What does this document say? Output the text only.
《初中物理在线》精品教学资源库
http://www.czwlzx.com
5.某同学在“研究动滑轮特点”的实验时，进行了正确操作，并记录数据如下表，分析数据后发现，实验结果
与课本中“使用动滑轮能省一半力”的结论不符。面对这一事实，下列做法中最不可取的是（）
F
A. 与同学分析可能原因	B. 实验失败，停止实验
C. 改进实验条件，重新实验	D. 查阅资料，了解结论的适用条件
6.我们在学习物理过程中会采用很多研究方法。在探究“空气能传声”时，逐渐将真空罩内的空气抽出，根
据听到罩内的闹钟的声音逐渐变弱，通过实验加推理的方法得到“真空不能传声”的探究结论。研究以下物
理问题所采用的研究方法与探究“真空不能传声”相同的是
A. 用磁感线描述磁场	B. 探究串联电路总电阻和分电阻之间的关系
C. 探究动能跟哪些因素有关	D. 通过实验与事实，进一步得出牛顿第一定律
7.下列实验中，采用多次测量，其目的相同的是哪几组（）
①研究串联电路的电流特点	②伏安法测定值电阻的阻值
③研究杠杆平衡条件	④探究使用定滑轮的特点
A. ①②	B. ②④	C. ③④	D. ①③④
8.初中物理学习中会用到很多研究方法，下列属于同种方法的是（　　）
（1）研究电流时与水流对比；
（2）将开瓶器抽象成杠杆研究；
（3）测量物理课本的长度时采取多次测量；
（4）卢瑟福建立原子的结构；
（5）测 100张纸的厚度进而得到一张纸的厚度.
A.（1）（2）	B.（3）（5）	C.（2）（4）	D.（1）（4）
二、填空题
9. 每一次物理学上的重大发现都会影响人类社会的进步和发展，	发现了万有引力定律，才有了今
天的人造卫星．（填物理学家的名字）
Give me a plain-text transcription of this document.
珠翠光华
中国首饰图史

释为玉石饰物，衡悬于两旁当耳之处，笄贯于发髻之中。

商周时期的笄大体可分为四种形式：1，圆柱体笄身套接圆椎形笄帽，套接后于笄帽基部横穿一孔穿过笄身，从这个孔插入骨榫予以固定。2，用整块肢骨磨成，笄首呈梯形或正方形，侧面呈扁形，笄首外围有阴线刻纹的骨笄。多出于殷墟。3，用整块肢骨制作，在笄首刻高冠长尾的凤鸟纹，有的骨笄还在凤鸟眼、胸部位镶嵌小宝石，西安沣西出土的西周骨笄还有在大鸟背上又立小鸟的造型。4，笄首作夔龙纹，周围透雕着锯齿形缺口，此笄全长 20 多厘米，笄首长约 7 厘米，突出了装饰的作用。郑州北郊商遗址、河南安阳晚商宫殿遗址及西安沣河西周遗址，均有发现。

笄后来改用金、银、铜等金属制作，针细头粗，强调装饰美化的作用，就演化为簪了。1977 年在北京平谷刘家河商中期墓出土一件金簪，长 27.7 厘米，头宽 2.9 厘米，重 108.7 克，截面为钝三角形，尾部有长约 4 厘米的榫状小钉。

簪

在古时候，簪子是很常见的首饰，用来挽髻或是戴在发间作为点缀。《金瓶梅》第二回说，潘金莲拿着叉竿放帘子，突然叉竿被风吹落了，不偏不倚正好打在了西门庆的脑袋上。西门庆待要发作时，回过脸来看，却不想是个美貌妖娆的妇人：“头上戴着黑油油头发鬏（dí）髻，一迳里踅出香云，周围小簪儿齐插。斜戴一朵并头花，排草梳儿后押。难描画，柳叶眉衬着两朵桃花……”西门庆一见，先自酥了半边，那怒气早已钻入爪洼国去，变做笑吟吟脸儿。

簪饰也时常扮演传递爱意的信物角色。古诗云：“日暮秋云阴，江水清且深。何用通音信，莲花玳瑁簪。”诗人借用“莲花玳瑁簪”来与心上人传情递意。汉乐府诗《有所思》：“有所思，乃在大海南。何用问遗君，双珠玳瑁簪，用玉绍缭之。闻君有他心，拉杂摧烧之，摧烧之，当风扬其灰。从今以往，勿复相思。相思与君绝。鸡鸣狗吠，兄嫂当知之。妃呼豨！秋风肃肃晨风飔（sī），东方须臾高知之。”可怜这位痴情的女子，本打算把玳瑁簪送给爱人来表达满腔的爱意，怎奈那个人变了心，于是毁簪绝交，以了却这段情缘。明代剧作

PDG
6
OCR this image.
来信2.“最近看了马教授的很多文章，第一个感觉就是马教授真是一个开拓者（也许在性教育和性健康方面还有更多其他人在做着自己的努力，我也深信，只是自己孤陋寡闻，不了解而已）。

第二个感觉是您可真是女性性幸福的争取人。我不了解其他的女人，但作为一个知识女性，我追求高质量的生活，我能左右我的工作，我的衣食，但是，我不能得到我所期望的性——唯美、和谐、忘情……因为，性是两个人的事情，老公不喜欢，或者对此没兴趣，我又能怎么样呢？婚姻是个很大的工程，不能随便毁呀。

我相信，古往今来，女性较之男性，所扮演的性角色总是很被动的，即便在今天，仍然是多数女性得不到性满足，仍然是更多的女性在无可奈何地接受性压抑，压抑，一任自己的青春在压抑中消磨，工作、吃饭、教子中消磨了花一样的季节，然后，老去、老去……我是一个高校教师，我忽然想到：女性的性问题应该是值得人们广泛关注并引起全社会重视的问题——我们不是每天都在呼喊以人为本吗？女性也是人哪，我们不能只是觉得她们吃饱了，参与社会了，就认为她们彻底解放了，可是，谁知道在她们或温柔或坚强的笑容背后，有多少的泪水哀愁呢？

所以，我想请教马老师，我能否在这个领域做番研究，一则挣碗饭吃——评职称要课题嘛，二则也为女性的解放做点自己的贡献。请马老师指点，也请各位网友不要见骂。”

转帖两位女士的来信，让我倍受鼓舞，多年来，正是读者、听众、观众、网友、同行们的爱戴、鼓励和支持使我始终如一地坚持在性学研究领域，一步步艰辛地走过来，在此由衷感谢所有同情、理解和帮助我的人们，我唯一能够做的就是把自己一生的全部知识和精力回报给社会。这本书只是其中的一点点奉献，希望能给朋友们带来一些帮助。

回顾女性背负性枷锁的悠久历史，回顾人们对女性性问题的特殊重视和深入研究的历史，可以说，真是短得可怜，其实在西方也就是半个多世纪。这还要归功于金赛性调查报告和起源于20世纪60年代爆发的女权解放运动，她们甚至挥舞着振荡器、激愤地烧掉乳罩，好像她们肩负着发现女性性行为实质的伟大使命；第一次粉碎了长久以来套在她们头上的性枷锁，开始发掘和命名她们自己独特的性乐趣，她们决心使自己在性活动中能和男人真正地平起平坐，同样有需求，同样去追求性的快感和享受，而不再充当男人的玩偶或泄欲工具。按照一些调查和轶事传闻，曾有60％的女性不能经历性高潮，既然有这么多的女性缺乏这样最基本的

* Given task
Hand back the material above in full, exactly as written.

* Exercise output
What does this document say? Output the text only.
《初中物理在线》精品教学资源库
http://www.czwlzx.com
5.某同学在“研究动滑轮特点”的实验时，进行了正确操作，并记录数据如下表，分析数据后发现，实验结果
与课本中“使用动滑轮能省一半力”的结论不符。面对这一事实，下列做法中最不可取的是（）
F
A. 与同学分析可能原因	B. 实验失败，停止实验
C. 改进实验条件，重新实验	D. 查阅资料，了解结论的适用条件
6.我们在学习物理过程中会采用很多研究方法。在探究“空气能传声”时，逐渐将真空罩内的空气抽出，根
据听到罩内的闹钟的声音逐渐变弱，通过实验加推理的方法得到“真空不能传声”的探究结论。研究以下物
理问题所采用的研究方法与探究“真空不能传声”相同的是
A. 用磁感线描述磁场	B. 探究串联电路总电阻和分电阻之间的关系
C. 探究动能跟哪些因素有关	D. 通过实验与事实，进一步得出牛顿第一定律
7.下列实验中，采用多次测量，其目的相同的是哪几组（）
①研究串联电路的电流特点	②伏安法测定值电阻的阻值
③研究杠杆平衡条件	④探究使用定滑轮的特点
A. ①②	B. ②④	C. ③④	D. ①③④
8.初中物理学习中会用到很多研究方法，下列属于同种方法的是（　　）
（1）研究电流时与水流对比；
（2）将开瓶器抽象成杠杆研究；
（3）测量物理课本的长度时采取多次测量；
（4）卢瑟福建立原子的结构；
（5）测 100张纸的厚度进而得到一张纸的厚度.
A.（1）（2）	B.（3）（5）	C.（2）（4）	D.（1）（4）
二、填空题
9. 每一次物理学上的重大发现都会影响人类社会的进步和发展，	发现了万有引力定律，才有了今
天的人造卫星．（填物理学家的名字）
Give me a plain-text transcription of this document.
珠翠光华
中国首饰图史

释为玉石饰物，衡悬于两旁当耳之处，笄贯于发髻之中。

商周时期的笄大体可分为四种形式：1，圆柱体笄身套接圆椎形笄帽，套接后于笄帽基部横穿一孔穿过笄身，从这个孔插入骨榫予以固定。2，用整块肢骨磨成，笄首呈梯形或正方形，侧面呈扁形，笄首外围有阴线刻纹的骨笄。多出于殷墟。3，用整块肢骨制作，在笄首刻高冠长尾的凤鸟纹，有的骨笄还在凤鸟眼、胸部位镶嵌小宝石，西安沣西出土的西周骨笄还有在大鸟背上又立小鸟的造型。4，笄首作夔龙纹，周围透雕着锯齿形缺口，此笄全长 20 多厘米，笄首长约 7 厘米，突出了装饰的作用。郑州北郊商遗址、河南安阳晚商宫殿遗址及西安沣河西周遗址，均有发现。

笄后来改用金、银、铜等金属制作，针细头粗，强调装饰美化的作用，就演化为簪了。1977 年在北京平谷刘家河商中期墓出土一件金簪，长 27.7 厘米，头宽 2.9 厘米，重 108.7 克，截面为钝三角形，尾部有长约 4 厘米的榫状小钉。

簪

在古时候，簪子是很常见的首饰，用来挽髻或是戴在发间作为点缀。《金瓶梅》第二回说，潘金莲拿着叉竿放帘子，突然叉竿被风吹落了，不偏不倚正好打在了西门庆的脑袋上。西门庆待要发作时，回过脸来看，却不想是个美貌妖娆的妇人：“头上戴着黑油油头发鬏（dí）髻，一迳里踅出香云，周围小簪儿齐插。斜戴一朵并头花，排草梳儿后押。难描画，柳叶眉衬着两朵桃花……”西门庆一见，先自酥了半边，那怒气早已钻入爪洼国去，变做笑吟吟脸儿。

簪饰也时常扮演传递爱意的信物角色。古诗云：“日暮秋云阴，江水清且深。何用通音信，莲花玳瑁簪。”诗人借用“莲花玳瑁簪”来与心上人传情递意。汉乐府诗《有所思》：“有所思，乃在大海南。何用问遗君，双珠玳瑁簪，用玉绍缭之。闻君有他心，拉杂摧烧之，摧烧之，当风扬其灰。从今以往，勿复相思。相思与君绝。鸡鸣狗吠，兄嫂当知之。妃呼豨！秋风肃肃晨风飔（sī），东方须臾高知之。”可怜这位痴情的女子，本打算把玳瑁簪送给爱人来表达满腔的爱意，怎奈那个人变了心，于是毁簪绝交，以了却这段情缘。明代剧作

PDG
6
OCR this image.
来信2.“最近看了马教授的很多文章，第一个感觉就是马教授真是一个开拓者（也许在性教育和性健康方面还有更多其他人在做着自己的努力，我也深信，只是自己孤陋寡闻，不了解而已）。

第二个感觉是您可真是女性性幸福的争取人。我不了解其他的女人，但作为一个知识女性，我追求高质量的生活，我能左右我的工作，我的衣食，但是，我不能得到我所期望的性——唯美、和谐、忘情……因为，性是两个人的事情，老公不喜欢，或者对此没兴趣，我又能怎么样呢？婚姻是个很大的工程，不能随便毁呀。

我相信，古往今来，女性较之男性，所扮演的性角色总是很被动的，即便在今天，仍然是多数女性得不到性满足，仍然是更多的女性在无可奈何地接受性压抑，压抑，一任自己的青春在压抑中消磨，工作、吃饭、教子中消磨了花一样的季节，然后，老去、老去……我是一个高校教师，我忽然想到：女性的性问题应该是值得人们广泛关注并引起全社会重视的问题——我们不是每天都在呼喊以人为本吗？女性也是人哪，我们不能只是觉得她们吃饱了，参与社会了，就认为她们彻底解放了，可是，谁知道在她们或温柔或坚强的笑容背后，有多少的泪水哀愁呢？

所以，我想请教马老师，我能否在这个领域做番研究，一则挣碗饭吃——评职称要课题嘛，二则也为女性的解放做点自己的贡献。请马老师指点，也请各位网友不要见骂。”

转帖两位女士的来信，让我倍受鼓舞，多年来，正是读者、听众、观众、网友、同行们的爱戴、鼓励和支持使我始终如一地坚持在性学研究领域，一步步艰辛地走过来，在此由衷感谢所有同情、理解和帮助我的人们，我唯一能够做的就是把自己一生的全部知识和精力回报给社会。这本书只是其中的一点点奉献，希望能给朋友们带来一些帮助。

回顾女性背负性枷锁的悠久历史，回顾人们对女性性问题的特殊重视和深入研究的历史，可以说，真是短得可怜，其实在西方也就是半个多世纪。这还要归功于金赛性调查报告和起源于20世纪60年代爆发的女权解放运动，她们甚至挥舞着振荡器、激愤地烧掉乳罩，好像她们肩负着发现女性性行为实质的伟大使命；第一次粉碎了长久以来套在她们头上的性枷锁，开始发掘和命名她们自己独特的性乐趣，她们决心使自己在性活动中能和男人真正地平起平坐，同样有需求，同样去追求性的快感和享受，而不再充当男人的玩偶或泄欲工具。按照一些调查和轶事传闻，曾有60％的女性不能经历性高潮，既然有这么多的女性缺乏这样最基本的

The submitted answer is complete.